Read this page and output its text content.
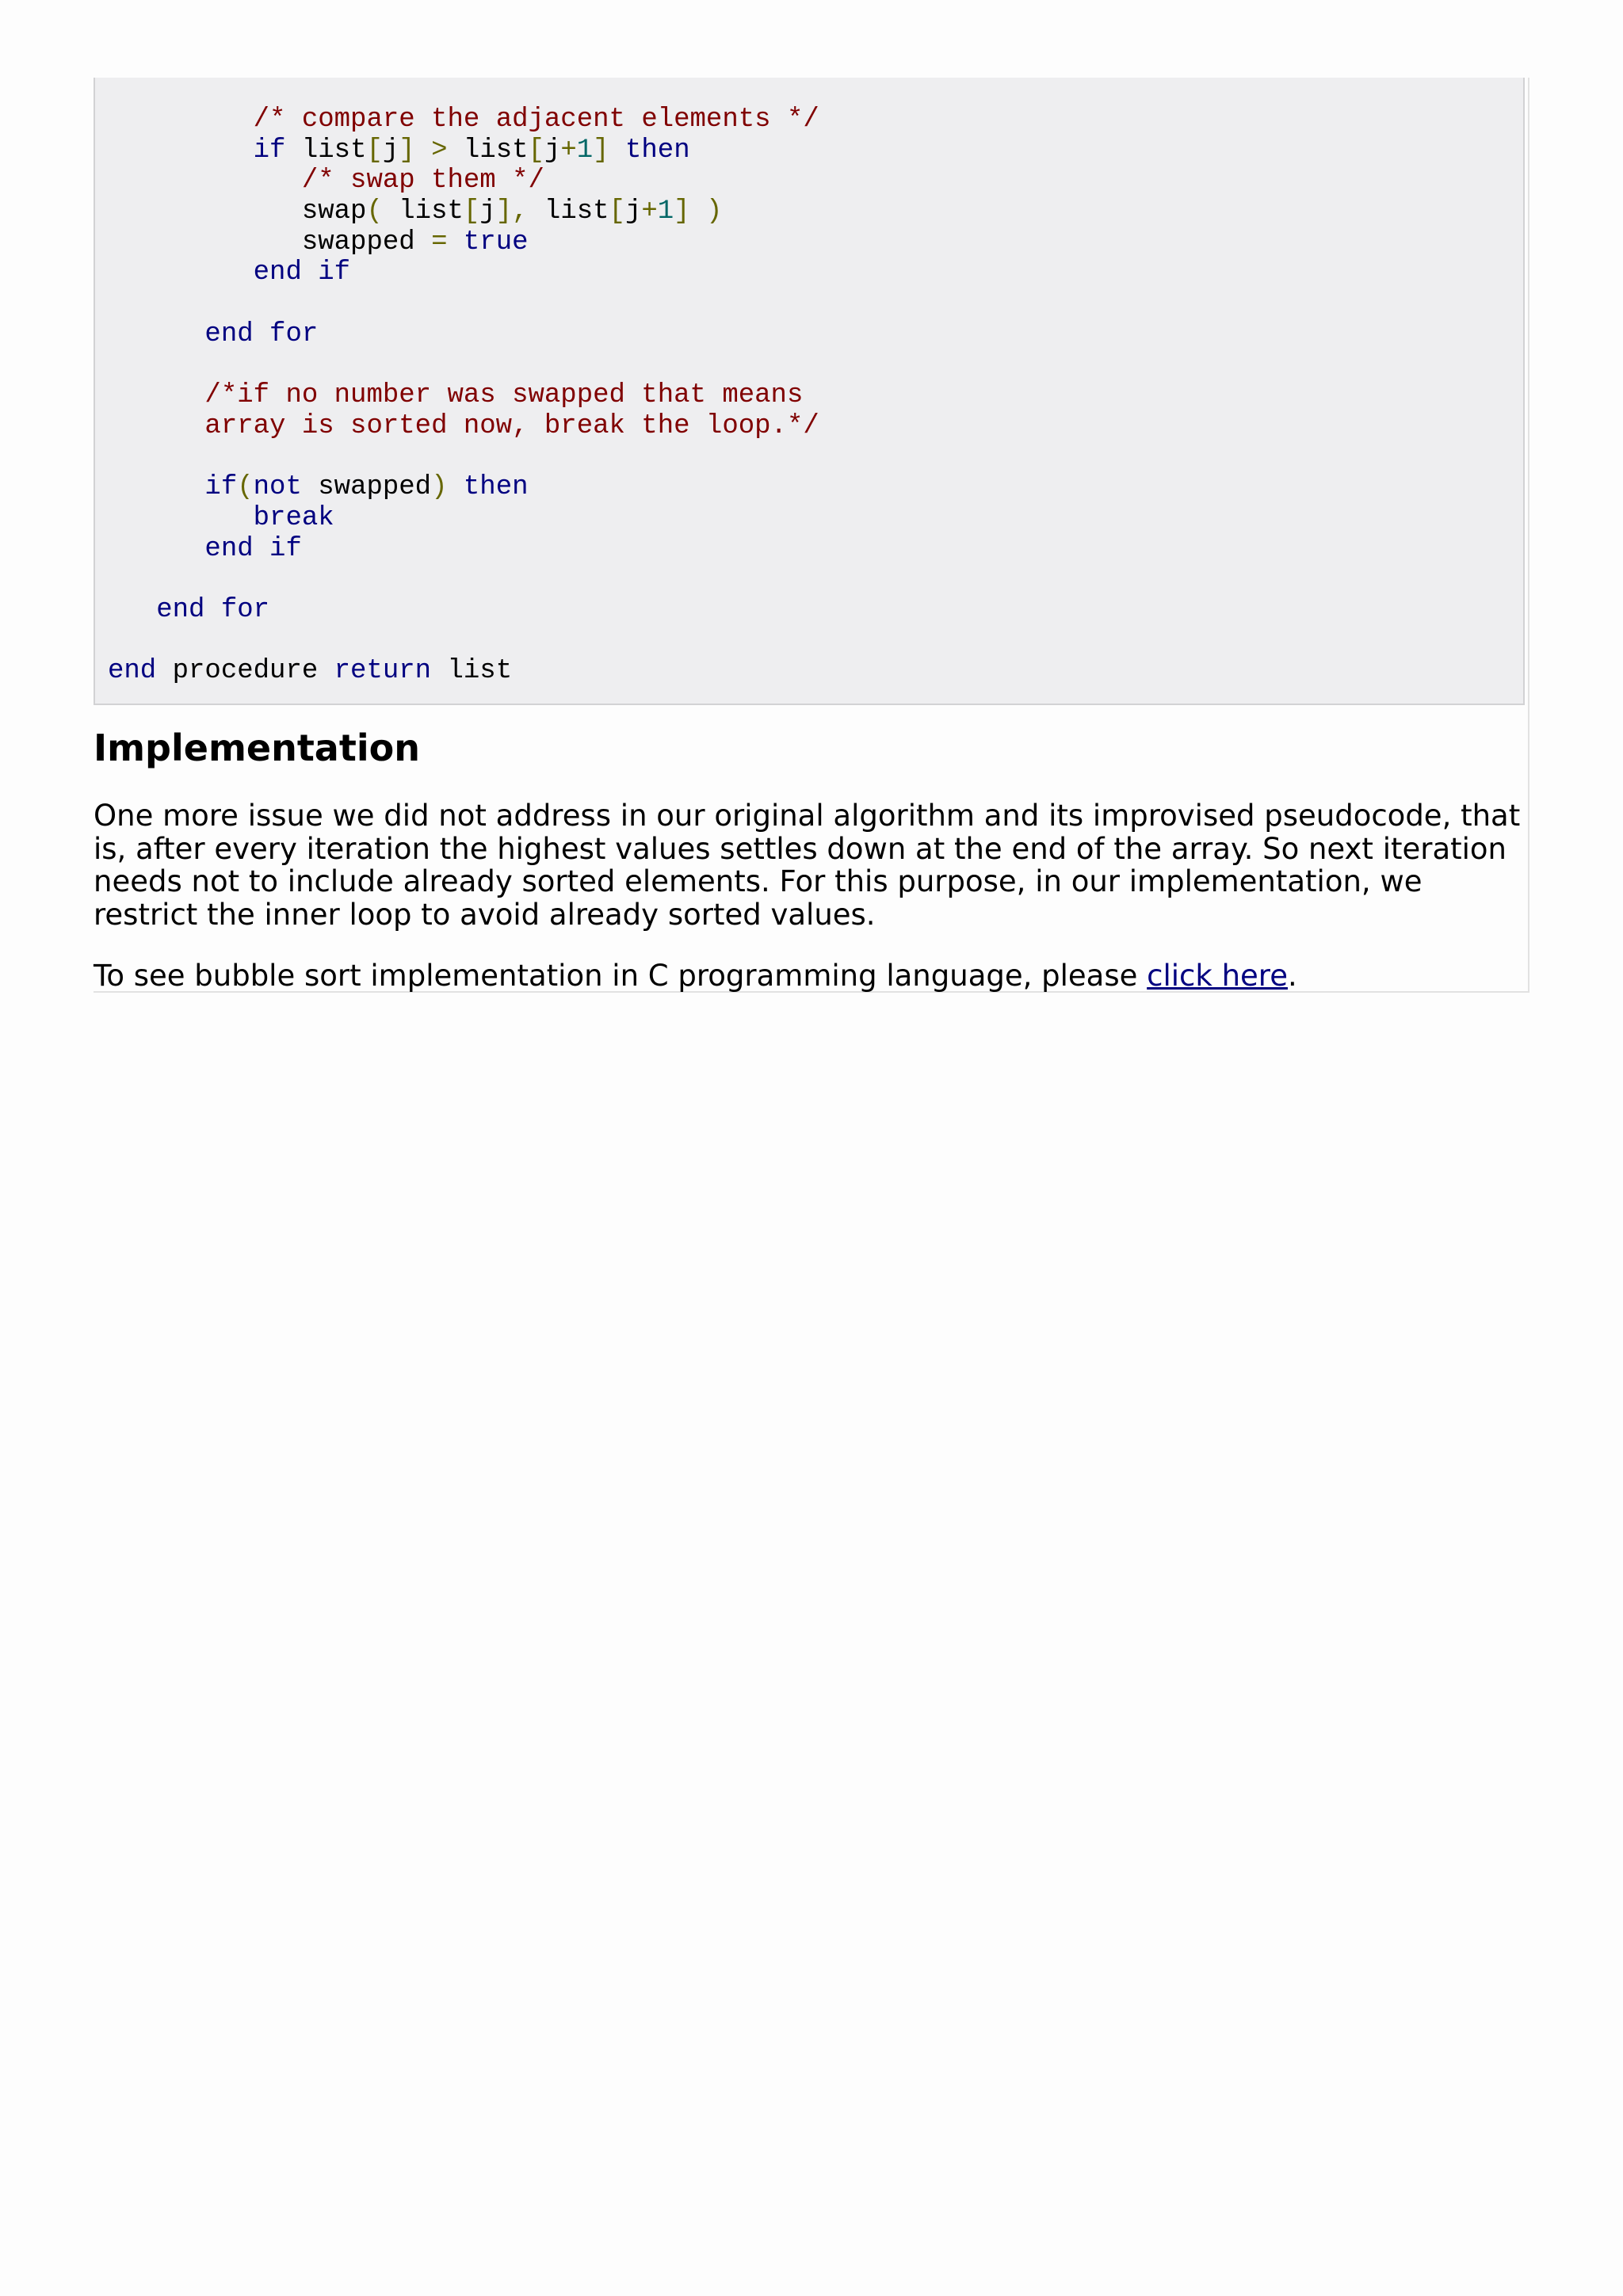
/* compare the adjacent elements */
if list[j] > list[j+1] then
/* swap them */
swap( list[j], list[j+1] )
swapped = true
end if
end for
/*if no number was swapped that means
array is sorted now, break the loop.*/
if(not swapped) then
break
end if
end for
end procedure return list
Implementation

One more issue we did not address in our original algorithm and its improvised pseudocode, that is, after every iteration the highest values settles down at the end of the array. So next iteration needs not to include already sorted elements. For this purpose, in our implementation, we restrict the inner loop to avoid already sorted values.

To see bubble sort implementation in C programming language, please click here.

· · · · ·

▸ What this task involves:
Take the entries shown above and quote them verbatim, passing over the pictures.

▸ Solved exercise:
Read this page and output its text content.
/* compare the adjacent elements */
if list[j] > list[j+1] then
/* swap them */
swap( list[j], list[j+1] )
swapped = true
end if
end for
/*if no number was swapped that means
array is sorted now, break the loop.*/
if(not swapped) then
break
end if
end for
end procedure return list
Implementation

One more issue we did not address in our original algorithm and its improvised pseudocode, that is, after every iteration the highest values settles down at the end of the array. So next iteration needs not to include already sorted elements. For this purpose, in our implementation, we restrict the inner loop to avoid already sorted values.

To see bubble sort implementation in C programming language, please click here.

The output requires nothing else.